Selection:
□ □ □ □ □ □ □

The Triennial Awards for Women

“The race rises as its women rise.
They are the true standard of its elevation.” – Robert Love, Jamaica Advocate, 1895
Improvement in the status of women has been the focus of national and regional development initiatives in the Caribbean for several decades. The overriding goal is to redress inequities in the economic sphere, gender disparities in political power and decision-making and to accord women higher levels of social influence.
Some success has been recorded in securing the empowerment and equal participation of women in various spheres of society. Social, economic and legislative reform, aided by the strategic inclusion of the gender dimension at varying levels of developmental planning and policy making in the Region enables women to have greater control of their destiny and a more involved role in the process of development.

The course of the journey towards a better existence for women and their full and equal incorporation into the mainstream of society has been mapped through the landmark contributions of inspirational and distinguished Caribbean women. These women have made remarkable and lasting contributions in the arena of women’s development in diverse ways. The CARICOM Triennial Award for Women was introduced to recognize and honour such women of distinction in the Caribbean.  

In 1983, CARICOM celebrated its 10th anniversary and during a meeting of Ministers of Women’s Affairs to commemorate this event, it was recognized that the 1973 Treaty of Chaguaramas addressed the need to examine the position of women in the Region. Evolving out of the deliberations at the meeting of Ministers was the recommendation to confer an Award to an outstanding CARICOM woman whose work had made a significant contribution to the socio-economic development of the Caribbean. In response, the CARICOM Secretariat introduced the CARICOM Triennial Award for Women

Scheme.

□ □ □ □ □ □ □

What is asked:
#1 Answer these questions about the text on the Triennial Awards for Women:
(a) Who is quoted at the opening, and in which publication and year?
(b) Which anniversary did CARICOM celebrate in 1983?
(c) Which treaty was recognized as addressing the need to examine the position of women in the Region?
#2 Rewrite the passage of the Triennial Awards text starting with "The course of" and going on through "in the Caribbean.", swapping "remarkable and lasting" for "notable and enduring".

Source data:
□ □ □ □ □ □ □

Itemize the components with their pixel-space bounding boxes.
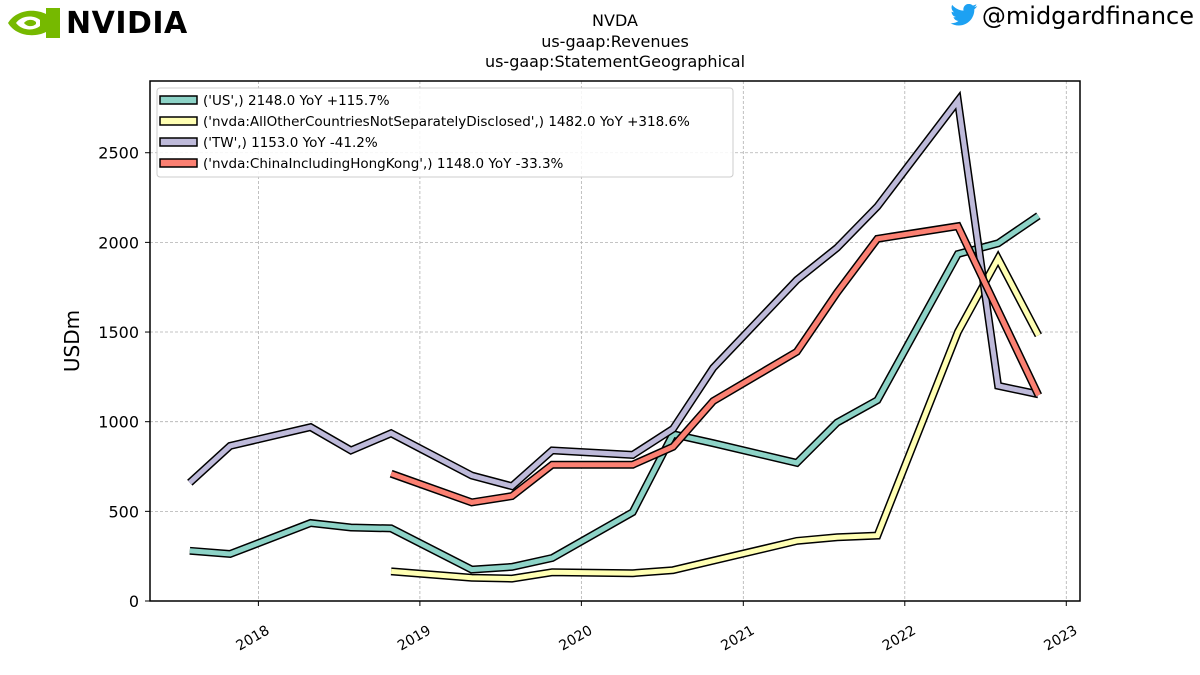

□ □ □ □ □ □ □

The results:
#1
(a) Robert Love, in the Jamaica Advocate, 1895.
(b) Its 10th anniversary.
(c) The 1973 Treaty of Chaguaramas.

#2
The course of the journey towards a better existence for women and their full and equal incorporation into the mainstream of society has been mapped through the landmark contributions of inspirational and distinguished Caribbean women. These women have made notable and enduring contributions in the arena of women’s development in diverse ways. The CARICOM Triennial Award for Women was introduced to recognize and honour such women of distinction in the Caribbean.